> Given exercise:
State the number of lines in these records that include the word "large", and add nothing to it.
[START OF The records]
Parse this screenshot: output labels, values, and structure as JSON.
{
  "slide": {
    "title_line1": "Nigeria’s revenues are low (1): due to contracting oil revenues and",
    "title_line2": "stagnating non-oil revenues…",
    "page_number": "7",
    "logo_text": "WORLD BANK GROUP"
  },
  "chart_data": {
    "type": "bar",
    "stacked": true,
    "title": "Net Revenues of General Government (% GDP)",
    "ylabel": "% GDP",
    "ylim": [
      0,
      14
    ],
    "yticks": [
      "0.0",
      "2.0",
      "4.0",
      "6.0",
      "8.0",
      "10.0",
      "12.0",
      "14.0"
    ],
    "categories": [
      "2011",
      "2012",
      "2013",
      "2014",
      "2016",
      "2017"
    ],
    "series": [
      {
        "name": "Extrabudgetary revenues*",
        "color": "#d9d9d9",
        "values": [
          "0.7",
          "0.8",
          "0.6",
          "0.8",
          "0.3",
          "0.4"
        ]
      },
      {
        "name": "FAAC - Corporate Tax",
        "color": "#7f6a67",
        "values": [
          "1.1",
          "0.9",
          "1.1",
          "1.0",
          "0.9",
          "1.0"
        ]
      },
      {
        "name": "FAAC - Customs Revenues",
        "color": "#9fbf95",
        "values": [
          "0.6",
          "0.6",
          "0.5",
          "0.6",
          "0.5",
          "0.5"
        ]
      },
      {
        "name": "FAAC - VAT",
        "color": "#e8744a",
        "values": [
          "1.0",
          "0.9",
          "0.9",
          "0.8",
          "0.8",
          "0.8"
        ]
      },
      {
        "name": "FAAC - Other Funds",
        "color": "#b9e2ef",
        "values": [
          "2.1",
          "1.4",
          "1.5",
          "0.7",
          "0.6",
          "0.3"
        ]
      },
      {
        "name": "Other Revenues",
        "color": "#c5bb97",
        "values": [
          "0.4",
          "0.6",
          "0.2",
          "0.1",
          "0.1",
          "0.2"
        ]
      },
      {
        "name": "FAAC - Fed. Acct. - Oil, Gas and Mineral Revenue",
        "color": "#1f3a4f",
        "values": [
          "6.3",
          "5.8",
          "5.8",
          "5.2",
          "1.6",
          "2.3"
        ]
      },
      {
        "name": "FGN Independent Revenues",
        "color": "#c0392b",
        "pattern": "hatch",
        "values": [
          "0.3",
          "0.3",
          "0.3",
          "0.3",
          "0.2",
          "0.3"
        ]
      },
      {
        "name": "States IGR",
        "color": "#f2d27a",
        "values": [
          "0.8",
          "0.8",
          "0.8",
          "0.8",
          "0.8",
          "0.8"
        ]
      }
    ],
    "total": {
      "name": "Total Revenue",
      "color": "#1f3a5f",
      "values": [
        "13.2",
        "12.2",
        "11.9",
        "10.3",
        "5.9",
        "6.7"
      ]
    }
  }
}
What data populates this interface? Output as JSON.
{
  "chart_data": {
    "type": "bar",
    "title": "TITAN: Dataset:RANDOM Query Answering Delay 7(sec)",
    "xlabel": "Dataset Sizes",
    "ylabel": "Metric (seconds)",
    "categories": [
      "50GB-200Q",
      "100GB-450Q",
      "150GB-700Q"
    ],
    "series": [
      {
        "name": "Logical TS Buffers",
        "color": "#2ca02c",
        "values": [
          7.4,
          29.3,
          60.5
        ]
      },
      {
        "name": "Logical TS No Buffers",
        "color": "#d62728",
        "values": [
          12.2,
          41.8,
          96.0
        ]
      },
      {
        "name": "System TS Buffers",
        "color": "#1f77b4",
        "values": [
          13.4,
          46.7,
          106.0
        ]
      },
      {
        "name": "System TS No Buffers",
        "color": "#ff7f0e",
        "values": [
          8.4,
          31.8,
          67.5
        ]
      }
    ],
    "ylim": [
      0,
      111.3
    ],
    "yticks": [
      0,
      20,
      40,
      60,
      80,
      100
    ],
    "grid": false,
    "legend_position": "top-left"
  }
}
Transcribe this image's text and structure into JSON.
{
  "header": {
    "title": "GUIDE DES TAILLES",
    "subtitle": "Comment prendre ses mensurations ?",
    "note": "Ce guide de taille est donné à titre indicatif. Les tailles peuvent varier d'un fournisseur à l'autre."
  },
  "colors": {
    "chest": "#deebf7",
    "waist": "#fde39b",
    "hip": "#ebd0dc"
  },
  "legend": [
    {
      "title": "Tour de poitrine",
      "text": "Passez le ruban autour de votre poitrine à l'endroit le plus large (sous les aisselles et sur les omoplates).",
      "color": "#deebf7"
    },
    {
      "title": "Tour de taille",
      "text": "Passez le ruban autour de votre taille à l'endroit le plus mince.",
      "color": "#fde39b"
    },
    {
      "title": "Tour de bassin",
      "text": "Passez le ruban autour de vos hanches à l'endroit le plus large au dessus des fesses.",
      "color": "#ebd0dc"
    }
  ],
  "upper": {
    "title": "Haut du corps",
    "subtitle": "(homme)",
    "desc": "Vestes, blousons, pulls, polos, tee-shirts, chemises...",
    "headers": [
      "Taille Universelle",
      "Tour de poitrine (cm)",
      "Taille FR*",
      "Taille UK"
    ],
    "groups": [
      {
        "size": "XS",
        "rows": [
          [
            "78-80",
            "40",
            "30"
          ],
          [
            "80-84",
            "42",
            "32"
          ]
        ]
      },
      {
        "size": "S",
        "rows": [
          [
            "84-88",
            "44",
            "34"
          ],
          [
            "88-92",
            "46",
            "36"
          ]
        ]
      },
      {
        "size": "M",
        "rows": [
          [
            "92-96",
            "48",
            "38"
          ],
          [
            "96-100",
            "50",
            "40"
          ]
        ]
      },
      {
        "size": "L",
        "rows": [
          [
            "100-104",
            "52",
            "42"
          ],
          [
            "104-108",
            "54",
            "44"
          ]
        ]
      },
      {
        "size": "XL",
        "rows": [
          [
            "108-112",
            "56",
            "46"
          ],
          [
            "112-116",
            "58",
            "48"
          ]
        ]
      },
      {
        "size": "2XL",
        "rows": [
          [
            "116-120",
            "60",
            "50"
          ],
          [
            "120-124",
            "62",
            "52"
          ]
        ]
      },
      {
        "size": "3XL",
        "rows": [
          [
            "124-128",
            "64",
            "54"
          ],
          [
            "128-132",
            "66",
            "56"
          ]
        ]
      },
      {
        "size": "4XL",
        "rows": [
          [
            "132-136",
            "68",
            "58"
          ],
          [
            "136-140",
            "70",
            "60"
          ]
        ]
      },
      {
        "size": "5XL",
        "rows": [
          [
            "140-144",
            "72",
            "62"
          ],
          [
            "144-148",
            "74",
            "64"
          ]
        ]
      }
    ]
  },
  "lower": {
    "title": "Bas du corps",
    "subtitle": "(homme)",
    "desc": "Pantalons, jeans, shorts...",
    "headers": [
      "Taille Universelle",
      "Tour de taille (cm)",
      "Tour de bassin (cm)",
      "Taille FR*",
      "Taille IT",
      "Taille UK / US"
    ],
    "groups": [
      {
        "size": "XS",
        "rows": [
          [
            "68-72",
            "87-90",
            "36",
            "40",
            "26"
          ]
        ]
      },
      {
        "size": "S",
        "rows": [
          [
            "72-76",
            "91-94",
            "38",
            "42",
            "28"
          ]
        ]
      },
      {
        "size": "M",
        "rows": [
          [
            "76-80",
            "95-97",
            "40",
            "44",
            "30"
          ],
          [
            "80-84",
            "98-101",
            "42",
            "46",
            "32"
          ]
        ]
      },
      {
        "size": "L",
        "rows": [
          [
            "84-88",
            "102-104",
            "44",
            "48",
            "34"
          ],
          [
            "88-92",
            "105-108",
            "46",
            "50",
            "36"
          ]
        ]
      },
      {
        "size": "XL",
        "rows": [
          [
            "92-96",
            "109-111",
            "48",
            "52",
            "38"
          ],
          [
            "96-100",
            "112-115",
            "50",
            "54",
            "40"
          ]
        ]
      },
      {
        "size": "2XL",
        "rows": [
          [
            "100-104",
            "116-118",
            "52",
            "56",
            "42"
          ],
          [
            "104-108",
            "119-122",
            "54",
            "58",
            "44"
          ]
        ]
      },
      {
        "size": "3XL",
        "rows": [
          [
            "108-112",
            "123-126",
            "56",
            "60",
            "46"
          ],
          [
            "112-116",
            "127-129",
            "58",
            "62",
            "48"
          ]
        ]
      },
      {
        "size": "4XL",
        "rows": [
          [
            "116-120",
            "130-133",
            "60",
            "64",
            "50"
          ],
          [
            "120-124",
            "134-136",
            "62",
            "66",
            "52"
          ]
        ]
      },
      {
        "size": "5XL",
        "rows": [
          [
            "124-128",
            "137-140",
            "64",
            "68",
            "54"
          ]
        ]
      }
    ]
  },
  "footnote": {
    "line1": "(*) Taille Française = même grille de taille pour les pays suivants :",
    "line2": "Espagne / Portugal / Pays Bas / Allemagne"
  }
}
[END OF The records]
> Answer to the problem:
2